═══ Records shown ═══

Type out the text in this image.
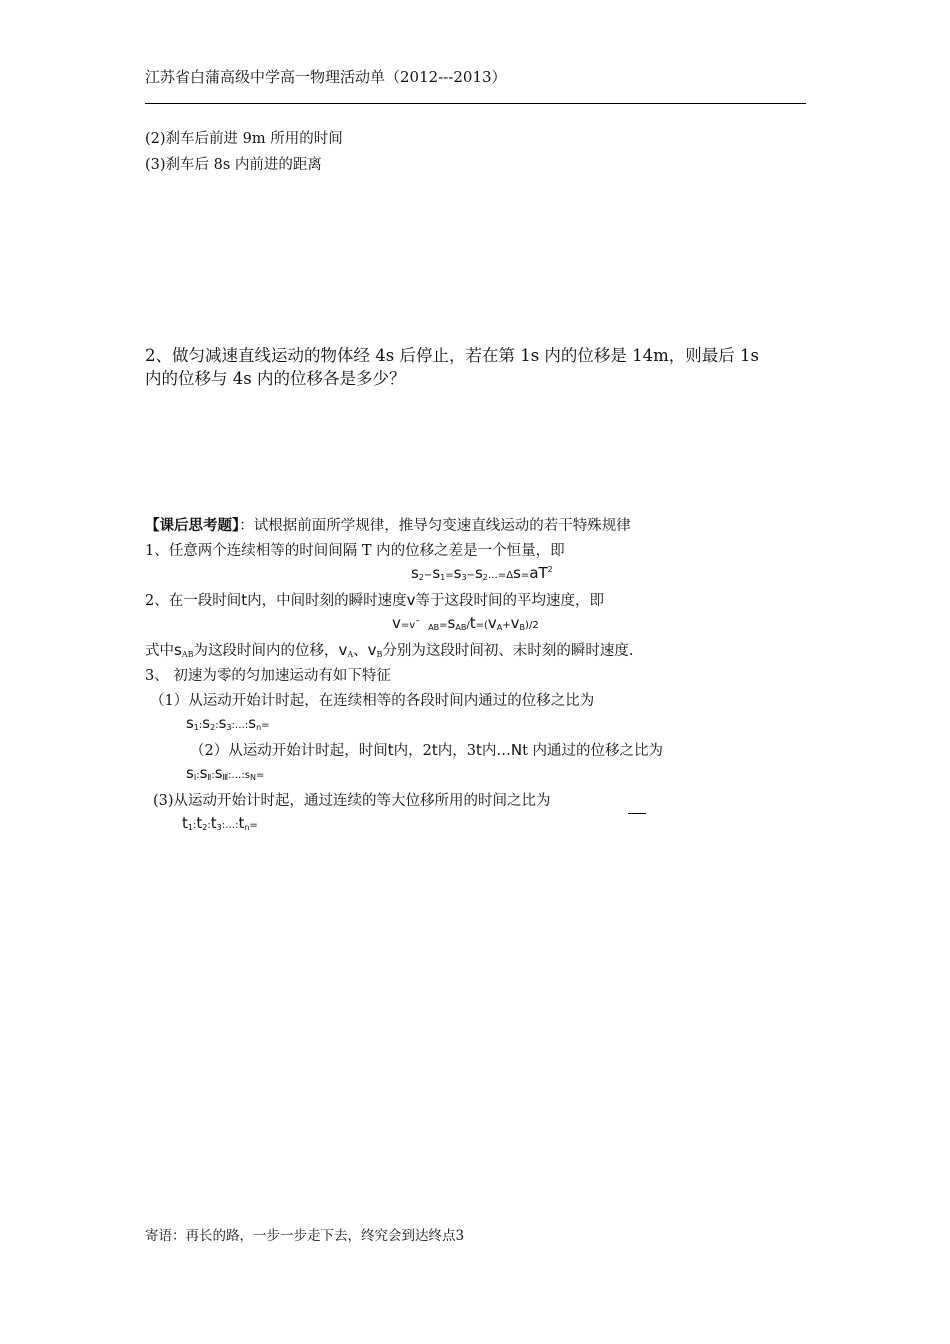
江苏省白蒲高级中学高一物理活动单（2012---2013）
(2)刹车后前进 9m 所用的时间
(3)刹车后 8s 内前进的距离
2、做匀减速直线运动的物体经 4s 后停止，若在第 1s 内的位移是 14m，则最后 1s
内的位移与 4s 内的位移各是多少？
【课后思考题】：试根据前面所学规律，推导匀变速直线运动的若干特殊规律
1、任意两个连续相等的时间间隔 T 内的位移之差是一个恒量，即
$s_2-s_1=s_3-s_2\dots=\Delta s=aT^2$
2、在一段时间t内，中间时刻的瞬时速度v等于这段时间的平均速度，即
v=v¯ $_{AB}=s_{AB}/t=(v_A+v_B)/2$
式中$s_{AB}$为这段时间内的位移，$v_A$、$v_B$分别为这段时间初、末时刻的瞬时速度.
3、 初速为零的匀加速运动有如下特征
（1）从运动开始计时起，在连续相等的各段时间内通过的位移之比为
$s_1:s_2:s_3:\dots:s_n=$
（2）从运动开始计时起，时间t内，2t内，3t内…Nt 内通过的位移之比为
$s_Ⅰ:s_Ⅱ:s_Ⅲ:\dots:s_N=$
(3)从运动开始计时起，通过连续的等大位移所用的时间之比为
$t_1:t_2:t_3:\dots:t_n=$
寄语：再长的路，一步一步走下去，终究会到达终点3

═══
═══ Records shown ═══

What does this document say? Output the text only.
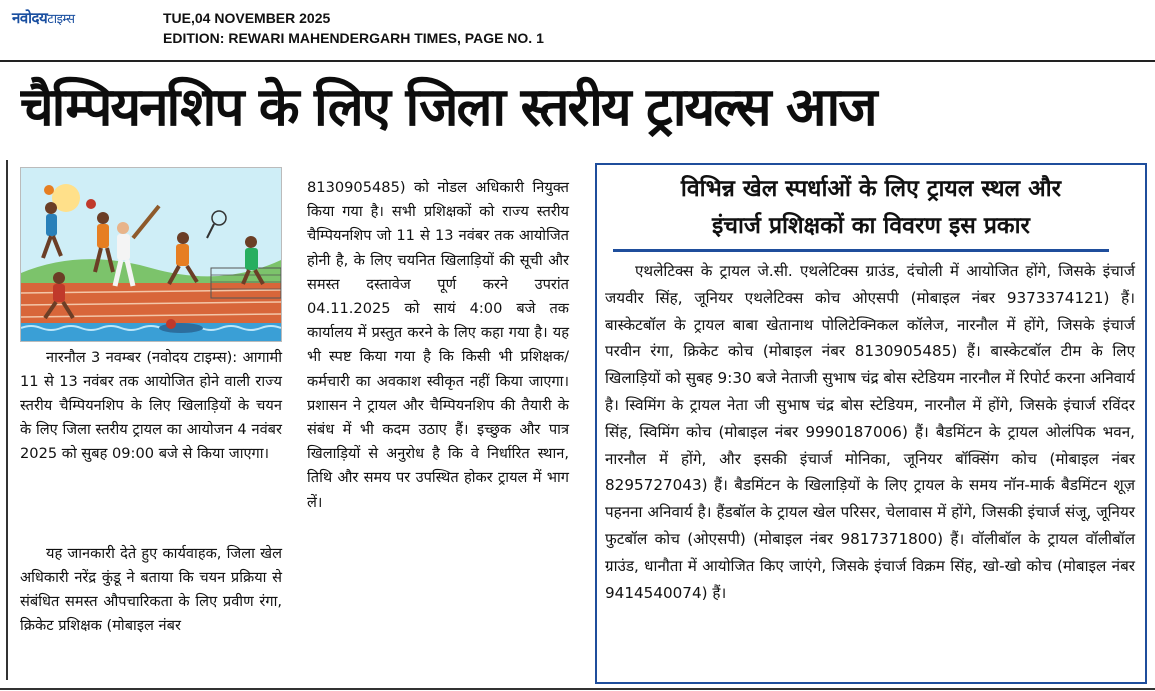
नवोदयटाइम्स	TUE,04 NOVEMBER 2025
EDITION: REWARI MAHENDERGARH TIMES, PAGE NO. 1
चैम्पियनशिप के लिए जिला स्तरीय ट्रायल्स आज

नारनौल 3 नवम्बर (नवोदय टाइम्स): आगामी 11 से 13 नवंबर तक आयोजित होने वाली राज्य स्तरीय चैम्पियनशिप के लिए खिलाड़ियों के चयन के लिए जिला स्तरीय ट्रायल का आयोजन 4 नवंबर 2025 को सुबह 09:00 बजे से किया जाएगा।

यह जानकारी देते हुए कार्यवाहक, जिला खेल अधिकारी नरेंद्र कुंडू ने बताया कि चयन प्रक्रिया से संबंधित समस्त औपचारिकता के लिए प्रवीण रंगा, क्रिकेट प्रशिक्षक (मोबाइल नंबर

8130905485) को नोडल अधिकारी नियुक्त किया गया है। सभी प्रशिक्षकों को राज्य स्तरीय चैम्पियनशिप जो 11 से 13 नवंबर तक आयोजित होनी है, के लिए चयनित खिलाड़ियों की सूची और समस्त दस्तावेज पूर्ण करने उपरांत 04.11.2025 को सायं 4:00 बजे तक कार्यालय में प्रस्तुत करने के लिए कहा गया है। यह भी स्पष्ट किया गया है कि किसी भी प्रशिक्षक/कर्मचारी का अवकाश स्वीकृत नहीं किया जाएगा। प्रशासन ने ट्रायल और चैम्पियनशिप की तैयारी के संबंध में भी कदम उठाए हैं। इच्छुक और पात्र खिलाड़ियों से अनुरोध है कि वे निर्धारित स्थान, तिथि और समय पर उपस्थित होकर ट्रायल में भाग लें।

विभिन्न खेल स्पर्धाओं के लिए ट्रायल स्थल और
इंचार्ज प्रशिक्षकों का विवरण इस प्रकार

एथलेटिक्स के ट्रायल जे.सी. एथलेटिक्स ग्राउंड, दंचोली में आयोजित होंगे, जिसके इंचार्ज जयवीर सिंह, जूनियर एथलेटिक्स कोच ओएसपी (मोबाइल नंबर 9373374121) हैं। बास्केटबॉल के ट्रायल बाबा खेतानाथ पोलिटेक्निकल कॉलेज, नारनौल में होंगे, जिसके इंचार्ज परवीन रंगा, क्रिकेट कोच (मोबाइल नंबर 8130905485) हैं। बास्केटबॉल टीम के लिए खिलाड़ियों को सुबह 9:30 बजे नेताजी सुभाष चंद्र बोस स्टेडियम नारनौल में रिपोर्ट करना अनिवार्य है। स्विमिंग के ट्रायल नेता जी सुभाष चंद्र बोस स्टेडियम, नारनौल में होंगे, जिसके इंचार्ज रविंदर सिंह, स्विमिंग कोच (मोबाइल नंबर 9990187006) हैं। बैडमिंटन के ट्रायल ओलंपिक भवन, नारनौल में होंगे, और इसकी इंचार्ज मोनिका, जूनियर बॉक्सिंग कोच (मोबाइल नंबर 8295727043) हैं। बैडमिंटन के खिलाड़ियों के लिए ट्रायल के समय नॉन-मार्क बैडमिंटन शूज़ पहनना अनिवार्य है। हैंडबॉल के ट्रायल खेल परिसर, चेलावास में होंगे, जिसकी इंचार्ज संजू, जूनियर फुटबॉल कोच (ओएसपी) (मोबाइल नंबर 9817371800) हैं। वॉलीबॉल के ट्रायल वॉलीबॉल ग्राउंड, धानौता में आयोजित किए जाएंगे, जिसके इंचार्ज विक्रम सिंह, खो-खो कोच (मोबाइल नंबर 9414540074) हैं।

═══

→ **To be done**:
Return every line containing "从运动开始计时起".

→ **Complete answer**:
（1）从运动开始计时起，在连续相等的各段时间内通过的位移之比为
（2）从运动开始计时起，时间t内，2t内，3t内…Nt 内通过的位移之比为
(3)从运动开始计时起，通过连续的等大位移所用的时间之比为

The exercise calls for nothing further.